Saved data entries:
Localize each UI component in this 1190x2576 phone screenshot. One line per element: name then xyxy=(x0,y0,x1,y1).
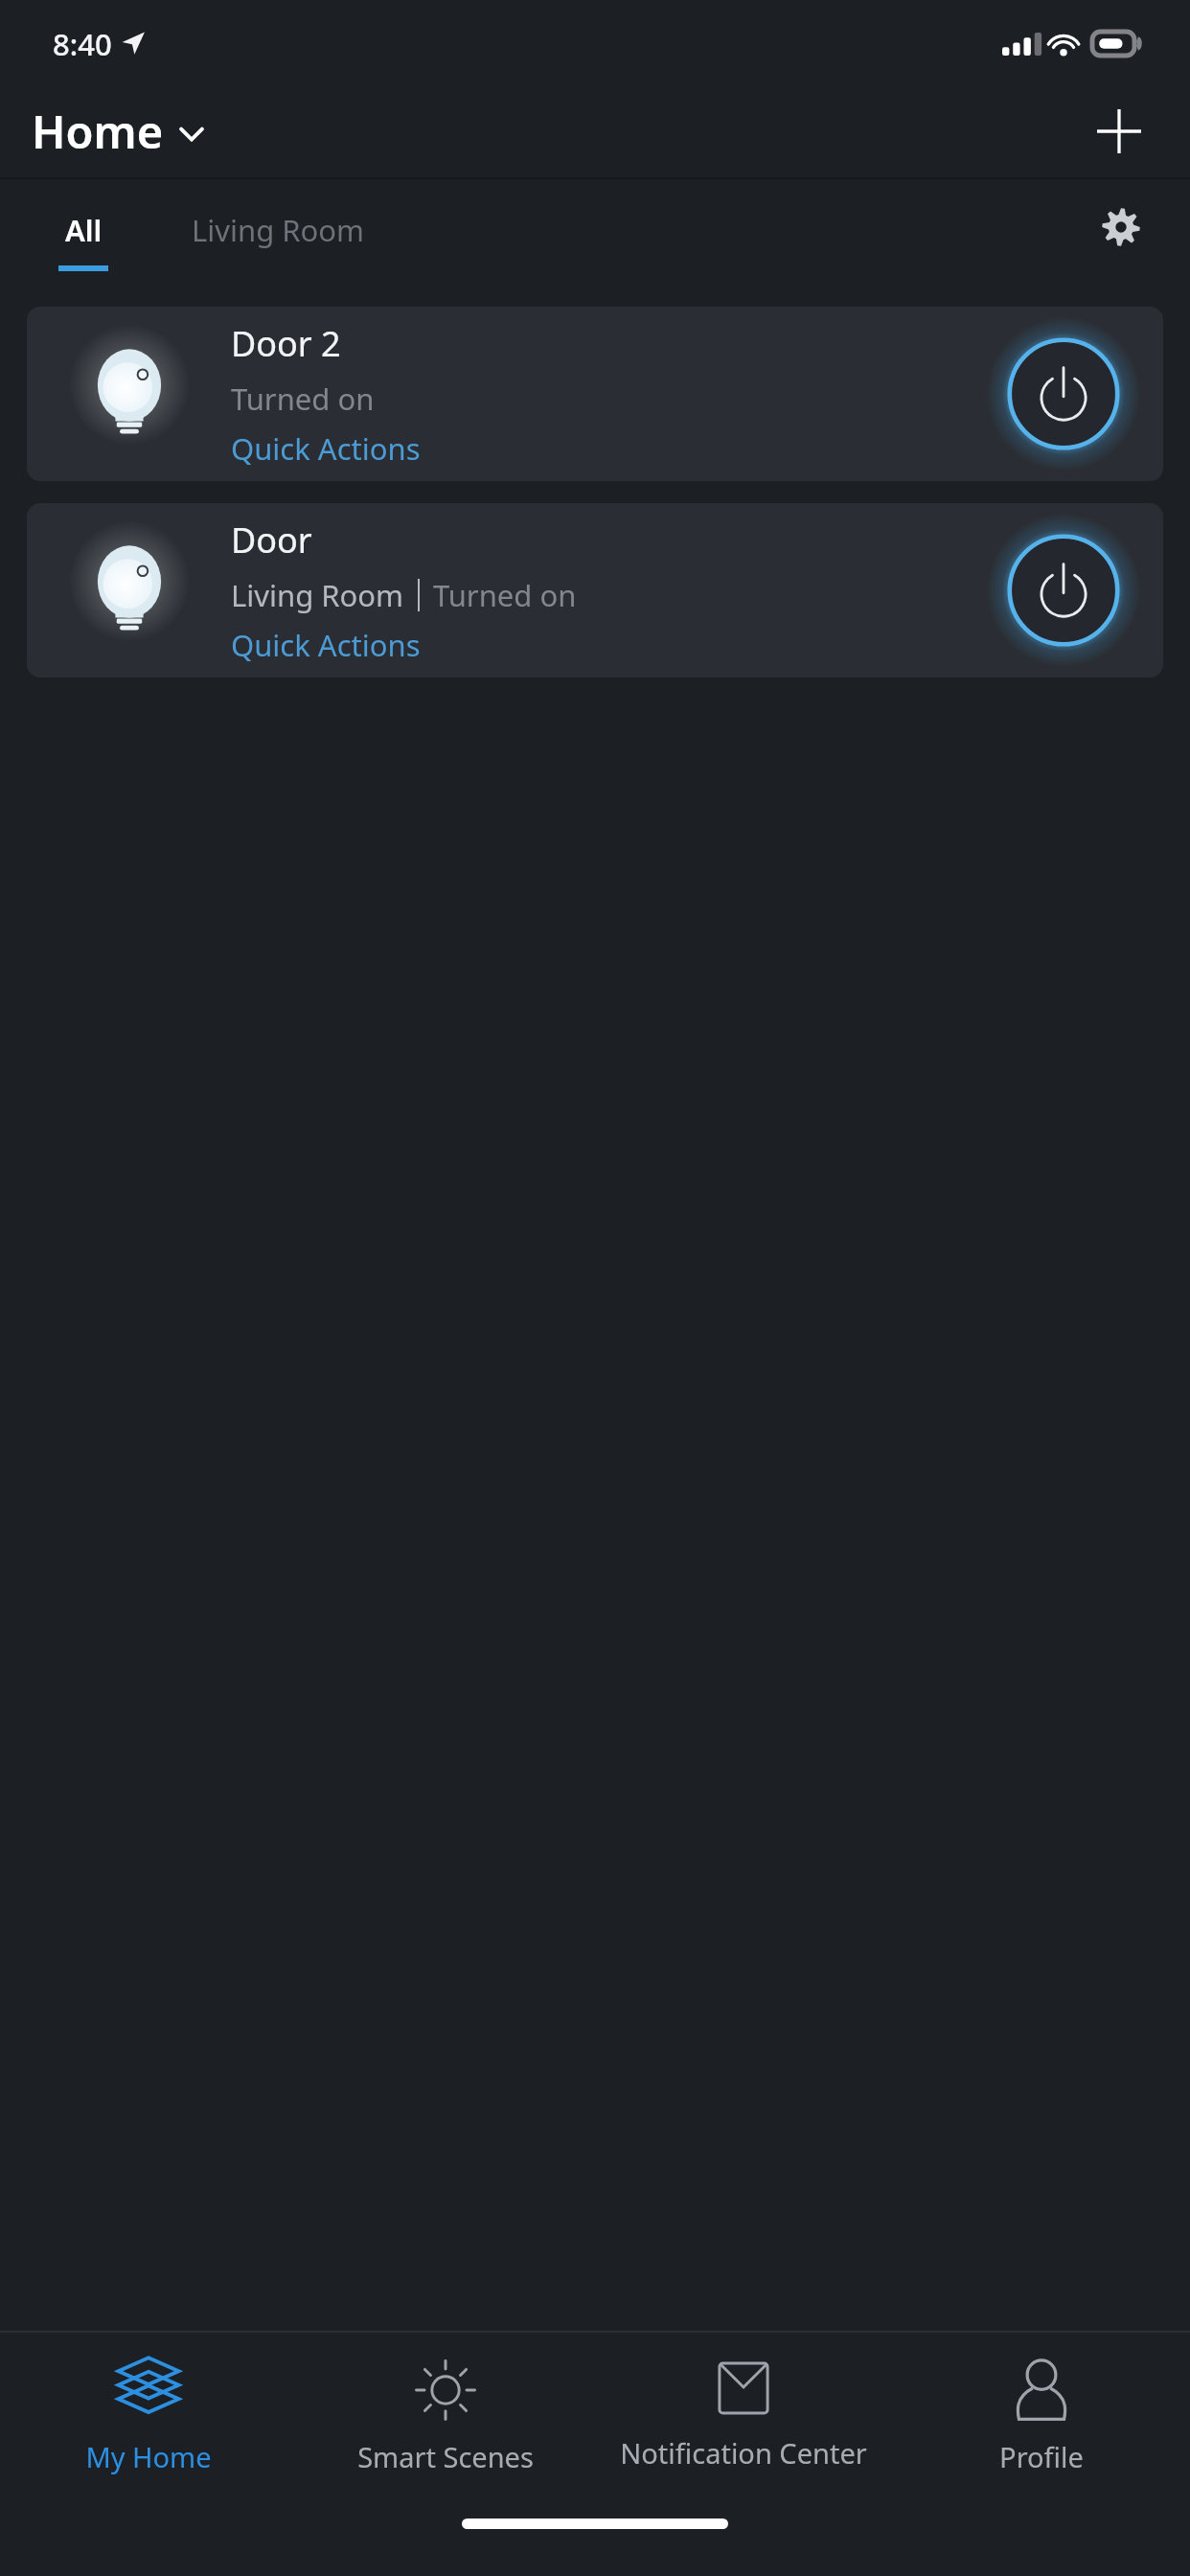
staticText: My Home xyxy=(85,2438,212,2475)
staticText: Profile xyxy=(999,2438,1084,2475)
button[interactable]: Toggle power xyxy=(964,503,1163,678)
button[interactable]: Quick Actions xyxy=(231,428,421,469)
staticText: Quick Actions xyxy=(231,428,421,469)
button[interactable]: My Home xyxy=(0,2333,297,2511)
staticText: Quick Actions xyxy=(231,625,421,665)
staticText: All xyxy=(65,210,103,250)
button[interactable]: Notification Center xyxy=(594,2333,892,2511)
button[interactable]: Profile xyxy=(892,2333,1190,2511)
staticText: Door 2 xyxy=(231,320,341,367)
staticText: Notification Center xyxy=(620,2434,867,2472)
staticText: Turned on xyxy=(231,379,375,419)
staticText: Living Room xyxy=(231,575,404,615)
button[interactable]: Living Room xyxy=(192,210,365,250)
button[interactable]: Door xyxy=(27,503,1163,678)
button[interactable]: All xyxy=(58,177,108,271)
button[interactable]: Home xyxy=(32,101,204,162)
button[interactable]: Quick Actions xyxy=(231,625,421,665)
button[interactable]: Add device xyxy=(1089,102,1149,161)
staticText: Door xyxy=(231,517,312,564)
button[interactable]: Toggle power xyxy=(964,307,1163,481)
staticText: Home xyxy=(32,101,164,162)
staticText: Living Room xyxy=(192,210,365,250)
staticText: Smart Scenes xyxy=(357,2438,534,2475)
button[interactable]: Smart Scenes xyxy=(297,2333,594,2511)
staticText: 8:40 xyxy=(53,24,112,64)
button[interactable]: Door 2 xyxy=(27,307,1163,481)
staticText: Turned on xyxy=(433,575,577,615)
button[interactable]: Settings xyxy=(1090,196,1152,258)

What to produce:
Duplicate every line of the records above word for word, omitting the pictures.

Written reply:
Localize each UI component in this 1190x2576 phone screenshot. One line per element: name then xyxy=(x0,y0,x1,y1).
staticText: My Home xyxy=(85,2438,212,2475)
staticText: Profile xyxy=(999,2438,1084,2475)
button[interactable]: Toggle power xyxy=(964,503,1163,678)
button[interactable]: Quick Actions xyxy=(231,428,421,469)
staticText: Quick Actions xyxy=(231,428,421,469)
button[interactable]: My Home xyxy=(0,2333,297,2511)
staticText: Quick Actions xyxy=(231,625,421,665)
staticText: All xyxy=(65,210,103,250)
button[interactable]: Notification Center xyxy=(594,2333,892,2511)
button[interactable]: Profile xyxy=(892,2333,1190,2511)
staticText: Door 2 xyxy=(231,320,341,367)
staticText: Notification Center xyxy=(620,2434,867,2472)
staticText: Turned on xyxy=(231,379,375,419)
staticText: Living Room xyxy=(231,575,404,615)
button[interactable]: Living Room xyxy=(192,210,365,250)
button[interactable]: Door xyxy=(27,503,1163,678)
button[interactable]: All xyxy=(58,177,108,271)
button[interactable]: Home xyxy=(32,101,204,162)
button[interactable]: Quick Actions xyxy=(231,625,421,665)
button[interactable]: Add device xyxy=(1089,102,1149,161)
staticText: Door xyxy=(231,517,312,564)
button[interactable]: Toggle power xyxy=(964,307,1163,481)
staticText: Home xyxy=(32,101,164,162)
staticText: Living Room xyxy=(192,210,365,250)
staticText: Smart Scenes xyxy=(357,2438,534,2475)
button[interactable]: Smart Scenes xyxy=(297,2333,594,2511)
staticText: 8:40 xyxy=(53,24,112,64)
button[interactable]: Door 2 xyxy=(27,307,1163,481)
staticText: Turned on xyxy=(433,575,577,615)
button[interactable]: Settings xyxy=(1090,196,1152,258)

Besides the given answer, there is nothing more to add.